Exercise requirements:
Please print all of the material below, word for word.

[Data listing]
***

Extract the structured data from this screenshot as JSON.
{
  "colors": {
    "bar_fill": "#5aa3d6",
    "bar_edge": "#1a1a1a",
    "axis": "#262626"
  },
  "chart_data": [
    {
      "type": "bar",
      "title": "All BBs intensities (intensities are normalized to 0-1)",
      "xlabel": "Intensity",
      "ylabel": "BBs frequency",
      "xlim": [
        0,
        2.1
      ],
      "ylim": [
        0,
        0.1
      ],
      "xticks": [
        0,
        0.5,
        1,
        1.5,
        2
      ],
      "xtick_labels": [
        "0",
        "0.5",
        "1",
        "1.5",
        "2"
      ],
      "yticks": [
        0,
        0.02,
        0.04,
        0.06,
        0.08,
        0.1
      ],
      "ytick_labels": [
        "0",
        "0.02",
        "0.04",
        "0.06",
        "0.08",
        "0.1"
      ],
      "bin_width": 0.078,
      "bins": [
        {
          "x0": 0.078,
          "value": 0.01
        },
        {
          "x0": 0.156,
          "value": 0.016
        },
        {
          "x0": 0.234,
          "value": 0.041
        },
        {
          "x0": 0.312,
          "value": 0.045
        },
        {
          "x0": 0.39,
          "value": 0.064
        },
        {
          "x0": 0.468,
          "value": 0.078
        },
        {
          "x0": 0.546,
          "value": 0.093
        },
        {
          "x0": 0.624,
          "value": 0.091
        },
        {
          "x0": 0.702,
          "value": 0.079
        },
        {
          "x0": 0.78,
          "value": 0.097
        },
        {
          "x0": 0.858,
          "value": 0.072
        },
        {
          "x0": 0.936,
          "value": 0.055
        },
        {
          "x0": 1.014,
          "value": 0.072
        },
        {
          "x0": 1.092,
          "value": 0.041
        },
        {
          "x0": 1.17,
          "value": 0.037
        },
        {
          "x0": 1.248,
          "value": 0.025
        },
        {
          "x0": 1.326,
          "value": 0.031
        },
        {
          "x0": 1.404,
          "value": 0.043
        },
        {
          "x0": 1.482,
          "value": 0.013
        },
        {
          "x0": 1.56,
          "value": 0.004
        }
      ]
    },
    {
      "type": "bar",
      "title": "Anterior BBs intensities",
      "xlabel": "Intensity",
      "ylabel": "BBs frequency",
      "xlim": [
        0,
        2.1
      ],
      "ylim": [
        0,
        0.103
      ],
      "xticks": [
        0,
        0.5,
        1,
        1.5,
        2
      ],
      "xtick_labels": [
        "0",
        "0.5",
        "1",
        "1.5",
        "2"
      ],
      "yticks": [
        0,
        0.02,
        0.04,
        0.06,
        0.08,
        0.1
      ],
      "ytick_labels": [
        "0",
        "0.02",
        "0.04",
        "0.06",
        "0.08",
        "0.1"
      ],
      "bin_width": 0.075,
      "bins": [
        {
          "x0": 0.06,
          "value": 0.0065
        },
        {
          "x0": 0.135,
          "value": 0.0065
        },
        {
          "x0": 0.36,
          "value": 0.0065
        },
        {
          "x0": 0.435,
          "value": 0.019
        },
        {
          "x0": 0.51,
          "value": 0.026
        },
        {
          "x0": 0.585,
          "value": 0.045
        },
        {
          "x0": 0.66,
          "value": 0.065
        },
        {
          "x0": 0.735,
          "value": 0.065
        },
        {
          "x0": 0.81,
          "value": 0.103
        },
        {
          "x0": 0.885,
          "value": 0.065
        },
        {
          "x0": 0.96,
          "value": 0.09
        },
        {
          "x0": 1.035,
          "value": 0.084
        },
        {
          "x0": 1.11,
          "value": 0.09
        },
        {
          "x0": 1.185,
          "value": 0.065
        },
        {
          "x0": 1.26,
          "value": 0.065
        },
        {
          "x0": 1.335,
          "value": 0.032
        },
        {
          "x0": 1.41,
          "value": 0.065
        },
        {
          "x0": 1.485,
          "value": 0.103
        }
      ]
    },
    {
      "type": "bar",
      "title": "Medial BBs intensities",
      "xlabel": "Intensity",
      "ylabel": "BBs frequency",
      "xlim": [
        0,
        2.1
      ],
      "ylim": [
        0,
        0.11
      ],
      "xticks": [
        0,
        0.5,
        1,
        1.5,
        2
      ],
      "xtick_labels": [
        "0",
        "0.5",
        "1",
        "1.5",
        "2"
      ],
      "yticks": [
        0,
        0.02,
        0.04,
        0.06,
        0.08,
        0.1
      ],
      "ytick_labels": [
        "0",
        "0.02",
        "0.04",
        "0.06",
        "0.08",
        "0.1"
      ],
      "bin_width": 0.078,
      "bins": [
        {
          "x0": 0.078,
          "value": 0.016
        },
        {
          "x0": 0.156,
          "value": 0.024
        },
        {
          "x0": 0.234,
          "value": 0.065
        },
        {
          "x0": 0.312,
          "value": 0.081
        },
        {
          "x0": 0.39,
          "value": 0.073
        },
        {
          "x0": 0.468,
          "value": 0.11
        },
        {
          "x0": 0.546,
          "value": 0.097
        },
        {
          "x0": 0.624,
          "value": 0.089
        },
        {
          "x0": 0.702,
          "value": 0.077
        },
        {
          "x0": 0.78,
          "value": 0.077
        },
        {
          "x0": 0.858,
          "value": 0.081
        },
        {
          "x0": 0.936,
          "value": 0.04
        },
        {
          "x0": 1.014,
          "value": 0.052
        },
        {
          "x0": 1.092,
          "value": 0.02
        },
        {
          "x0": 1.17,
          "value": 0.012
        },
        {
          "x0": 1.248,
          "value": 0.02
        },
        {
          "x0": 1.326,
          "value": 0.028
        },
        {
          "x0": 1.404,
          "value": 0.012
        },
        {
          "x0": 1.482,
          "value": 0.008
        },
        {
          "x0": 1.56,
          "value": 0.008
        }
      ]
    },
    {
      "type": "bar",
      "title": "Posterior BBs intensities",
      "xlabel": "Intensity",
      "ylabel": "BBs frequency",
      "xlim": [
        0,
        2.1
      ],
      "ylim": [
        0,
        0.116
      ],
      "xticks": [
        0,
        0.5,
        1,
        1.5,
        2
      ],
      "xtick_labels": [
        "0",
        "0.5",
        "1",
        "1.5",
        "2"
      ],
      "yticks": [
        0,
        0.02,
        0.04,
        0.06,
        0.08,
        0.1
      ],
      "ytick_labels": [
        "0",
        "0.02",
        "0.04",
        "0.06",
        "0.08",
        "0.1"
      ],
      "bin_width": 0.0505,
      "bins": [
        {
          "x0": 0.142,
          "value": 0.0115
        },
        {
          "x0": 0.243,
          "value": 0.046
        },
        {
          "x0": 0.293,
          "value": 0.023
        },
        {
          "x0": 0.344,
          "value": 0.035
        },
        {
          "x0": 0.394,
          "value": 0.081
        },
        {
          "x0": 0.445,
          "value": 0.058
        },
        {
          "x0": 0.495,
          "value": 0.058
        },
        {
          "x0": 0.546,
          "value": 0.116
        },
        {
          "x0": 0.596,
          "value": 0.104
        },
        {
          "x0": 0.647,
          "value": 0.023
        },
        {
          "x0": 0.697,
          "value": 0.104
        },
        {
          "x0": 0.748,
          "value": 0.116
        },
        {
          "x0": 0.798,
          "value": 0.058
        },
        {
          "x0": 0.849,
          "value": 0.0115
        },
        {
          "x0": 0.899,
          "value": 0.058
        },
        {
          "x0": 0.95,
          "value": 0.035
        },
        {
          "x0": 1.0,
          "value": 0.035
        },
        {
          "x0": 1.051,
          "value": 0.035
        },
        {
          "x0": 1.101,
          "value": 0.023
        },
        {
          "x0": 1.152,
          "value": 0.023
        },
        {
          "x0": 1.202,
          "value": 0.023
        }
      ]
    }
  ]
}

***

Result of the task:
Extract the structured data from this screenshot as JSON.
{
  "colors": {
    "bar_fill": "#5aa3d6",
    "bar_edge": "#1a1a1a",
    "axis": "#262626"
  },
  "chart_data": [
    {
      "type": "bar",
      "title": "All BBs intensities (intensities are normalized to 0-1)",
      "xlabel": "Intensity",
      "ylabel": "BBs frequency",
      "xlim": [
        0,
        2.1
      ],
      "ylim": [
        0,
        0.1
      ],
      "xticks": [
        0,
        0.5,
        1,
        1.5,
        2
      ],
      "xtick_labels": [
        "0",
        "0.5",
        "1",
        "1.5",
        "2"
      ],
      "yticks": [
        0,
        0.02,
        0.04,
        0.06,
        0.08,
        0.1
      ],
      "ytick_labels": [
        "0",
        "0.02",
        "0.04",
        "0.06",
        "0.08",
        "0.1"
      ],
      "bin_width": 0.078,
      "bins": [
        {
          "x0": 0.078,
          "value": 0.01
        },
        {
          "x0": 0.156,
          "value": 0.016
        },
        {
          "x0": 0.234,
          "value": 0.041
        },
        {
          "x0": 0.312,
          "value": 0.045
        },
        {
          "x0": 0.39,
          "value": 0.064
        },
        {
          "x0": 0.468,
          "value": 0.078
        },
        {
          "x0": 0.546,
          "value": 0.093
        },
        {
          "x0": 0.624,
          "value": 0.091
        },
        {
          "x0": 0.702,
          "value": 0.079
        },
        {
          "x0": 0.78,
          "value": 0.097
        },
        {
          "x0": 0.858,
          "value": 0.072
        },
        {
          "x0": 0.936,
          "value": 0.055
        },
        {
          "x0": 1.014,
          "value": 0.072
        },
        {
          "x0": 1.092,
          "value": 0.041
        },
        {
          "x0": 1.17,
          "value": 0.037
        },
        {
          "x0": 1.248,
          "value": 0.025
        },
        {
          "x0": 1.326,
          "value": 0.031
        },
        {
          "x0": 1.404,
          "value": 0.043
        },
        {
          "x0": 1.482,
          "value": 0.013
        },
        {
          "x0": 1.56,
          "value": 0.004
        }
      ]
    },
    {
      "type": "bar",
      "title": "Anterior BBs intensities",
      "xlabel": "Intensity",
      "ylabel": "BBs frequency",
      "xlim": [
        0,
        2.1
      ],
      "ylim": [
        0,
        0.103
      ],
      "xticks": [
        0,
        0.5,
        1,
        1.5,
        2
      ],
      "xtick_labels": [
        "0",
        "0.5",
        "1",
        "1.5",
        "2"
      ],
      "yticks": [
        0,
        0.02,
        0.04,
        0.06,
        0.08,
        0.1
      ],
      "ytick_labels": [
        "0",
        "0.02",
        "0.04",
        "0.06",
        "0.08",
        "0.1"
      ],
      "bin_width": 0.075,
      "bins": [
        {
          "x0": 0.06,
          "value": 0.0065
        },
        {
          "x0": 0.135,
          "value": 0.0065
        },
        {
          "x0": 0.36,
          "value": 0.0065
        },
        {
          "x0": 0.435,
          "value": 0.019
        },
        {
          "x0": 0.51,
          "value": 0.026
        },
        {
          "x0": 0.585,
          "value": 0.045
        },
        {
          "x0": 0.66,
          "value": 0.065
        },
        {
          "x0": 0.735,
          "value": 0.065
        },
        {
          "x0": 0.81,
          "value": 0.103
        },
        {
          "x0": 0.885,
          "value": 0.065
        },
        {
          "x0": 0.96,
          "value": 0.09
        },
        {
          "x0": 1.035,
          "value": 0.084
        },
        {
          "x0": 1.11,
          "value": 0.09
        },
        {
          "x0": 1.185,
          "value": 0.065
        },
        {
          "x0": 1.26,
          "value": 0.065
        },
        {
          "x0": 1.335,
          "value": 0.032
        },
        {
          "x0": 1.41,
          "value": 0.065
        },
        {
          "x0": 1.485,
          "value": 0.103
        }
      ]
    },
    {
      "type": "bar",
      "title": "Medial BBs intensities",
      "xlabel": "Intensity",
      "ylabel": "BBs frequency",
      "xlim": [
        0,
        2.1
      ],
      "ylim": [
        0,
        0.11
      ],
      "xticks": [
        0,
        0.5,
        1,
        1.5,
        2
      ],
      "xtick_labels": [
        "0",
        "0.5",
        "1",
        "1.5",
        "2"
      ],
      "yticks": [
        0,
        0.02,
        0.04,
        0.06,
        0.08,
        0.1
      ],
      "ytick_labels": [
        "0",
        "0.02",
        "0.04",
        "0.06",
        "0.08",
        "0.1"
      ],
      "bin_width": 0.078,
      "bins": [
        {
          "x0": 0.078,
          "value": 0.016
        },
        {
          "x0": 0.156,
          "value": 0.024
        },
        {
          "x0": 0.234,
          "value": 0.065
        },
        {
          "x0": 0.312,
          "value": 0.081
        },
        {
          "x0": 0.39,
          "value": 0.073
        },
        {
          "x0": 0.468,
          "value": 0.11
        },
        {
          "x0": 0.546,
          "value": 0.097
        },
        {
          "x0": 0.624,
          "value": 0.089
        },
        {
          "x0": 0.702,
          "value": 0.077
        },
        {
          "x0": 0.78,
          "value": 0.077
        },
        {
          "x0": 0.858,
          "value": 0.081
        },
        {
          "x0": 0.936,
          "value": 0.04
        },
        {
          "x0": 1.014,
          "value": 0.052
        },
        {
          "x0": 1.092,
          "value": 0.02
        },
        {
          "x0": 1.17,
          "value": 0.012
        },
        {
          "x0": 1.248,
          "value": 0.02
        },
        {
          "x0": 1.326,
          "value": 0.028
        },
        {
          "x0": 1.404,
          "value": 0.012
        },
        {
          "x0": 1.482,
          "value": 0.008
        },
        {
          "x0": 1.56,
          "value": 0.008
        }
      ]
    },
    {
      "type": "bar",
      "title": "Posterior BBs intensities",
      "xlabel": "Intensity",
      "ylabel": "BBs frequency",
      "xlim": [
        0,
        2.1
      ],
      "ylim": [
        0,
        0.116
      ],
      "xticks": [
        0,
        0.5,
        1,
        1.5,
        2
      ],
      "xtick_labels": [
        "0",
        "0.5",
        "1",
        "1.5",
        "2"
      ],
      "yticks": [
        0,
        0.02,
        0.04,
        0.06,
        0.08,
        0.1
      ],
      "ytick_labels": [
        "0",
        "0.02",
        "0.04",
        "0.06",
        "0.08",
        "0.1"
      ],
      "bin_width": 0.0505,
      "bins": [
        {
          "x0": 0.142,
          "value": 0.0115
        },
        {
          "x0": 0.243,
          "value": 0.046
        },
        {
          "x0": 0.293,
          "value": 0.023
        },
        {
          "x0": 0.344,
          "value": 0.035
        },
        {
          "x0": 0.394,
          "value": 0.081
        },
        {
          "x0": 0.445,
          "value": 0.058
        },
        {
          "x0": 0.495,
          "value": 0.058
        },
        {
          "x0": 0.546,
          "value": 0.116
        },
        {
          "x0": 0.596,
          "value": 0.104
        },
        {
          "x0": 0.647,
          "value": 0.023
        },
        {
          "x0": 0.697,
          "value": 0.104
        },
        {
          "x0": 0.748,
          "value": 0.116
        },
        {
          "x0": 0.798,
          "value": 0.058
        },
        {
          "x0": 0.849,
          "value": 0.0115
        },
        {
          "x0": 0.899,
          "value": 0.058
        },
        {
          "x0": 0.95,
          "value": 0.035
        },
        {
          "x0": 1.0,
          "value": 0.035
        },
        {
          "x0": 1.051,
          "value": 0.035
        },
        {
          "x0": 1.101,
          "value": 0.023
        },
        {
          "x0": 1.152,
          "value": 0.023
        },
        {
          "x0": 1.202,
          "value": 0.023
        }
      ]
    }
  ]
}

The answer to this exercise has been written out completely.